▸ **WRITTEN TASK**:
Return all of the entries exactly as written.

▸ **EXCERPTED RECORDS**:
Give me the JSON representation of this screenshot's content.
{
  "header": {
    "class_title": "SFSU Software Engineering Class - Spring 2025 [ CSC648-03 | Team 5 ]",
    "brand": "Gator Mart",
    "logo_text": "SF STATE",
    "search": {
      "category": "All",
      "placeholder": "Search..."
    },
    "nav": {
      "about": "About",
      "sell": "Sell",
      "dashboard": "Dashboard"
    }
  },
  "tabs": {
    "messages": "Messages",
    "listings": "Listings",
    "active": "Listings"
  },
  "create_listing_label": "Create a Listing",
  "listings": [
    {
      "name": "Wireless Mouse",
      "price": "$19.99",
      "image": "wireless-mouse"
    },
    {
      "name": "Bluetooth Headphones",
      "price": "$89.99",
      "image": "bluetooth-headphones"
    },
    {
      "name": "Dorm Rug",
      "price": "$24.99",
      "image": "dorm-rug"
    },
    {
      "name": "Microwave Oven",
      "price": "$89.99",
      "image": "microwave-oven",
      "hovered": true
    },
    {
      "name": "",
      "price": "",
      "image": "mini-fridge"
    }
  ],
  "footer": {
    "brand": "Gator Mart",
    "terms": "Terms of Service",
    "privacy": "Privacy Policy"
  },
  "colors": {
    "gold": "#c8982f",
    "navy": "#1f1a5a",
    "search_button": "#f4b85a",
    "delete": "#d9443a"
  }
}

▸ **SOLUTION**:
Give me the JSON representation of this screenshot's content.
{
  "header": {
    "class_title": "SFSU Software Engineering Class - Spring 2025 [ CSC648-03 | Team 5 ]",
    "brand": "Gator Mart",
    "logo_text": "SF STATE",
    "search": {
      "category": "All",
      "placeholder": "Search..."
    },
    "nav": {
      "about": "About",
      "sell": "Sell",
      "dashboard": "Dashboard"
    }
  },
  "tabs": {
    "messages": "Messages",
    "listings": "Listings",
    "active": "Listings"
  },
  "create_listing_label": "Create a Listing",
  "listings": [
    {
      "name": "Wireless Mouse",
      "price": "$19.99",
      "image": "wireless-mouse"
    },
    {
      "name": "Bluetooth Headphones",
      "price": "$89.99",
      "image": "bluetooth-headphones"
    },
    {
      "name": "Dorm Rug",
      "price": "$24.99",
      "image": "dorm-rug"
    },
    {
      "name": "Microwave Oven",
      "price": "$89.99",
      "image": "microwave-oven",
      "hovered": true
    },
    {
      "name": "",
      "price": "",
      "image": "mini-fridge"
    }
  ],
  "footer": {
    "brand": "Gator Mart",
    "terms": "Terms of Service",
    "privacy": "Privacy Policy"
  },
  "colors": {
    "gold": "#c8982f",
    "navy": "#1f1a5a",
    "search_button": "#f4b85a",
    "delete": "#d9443a"
  }
}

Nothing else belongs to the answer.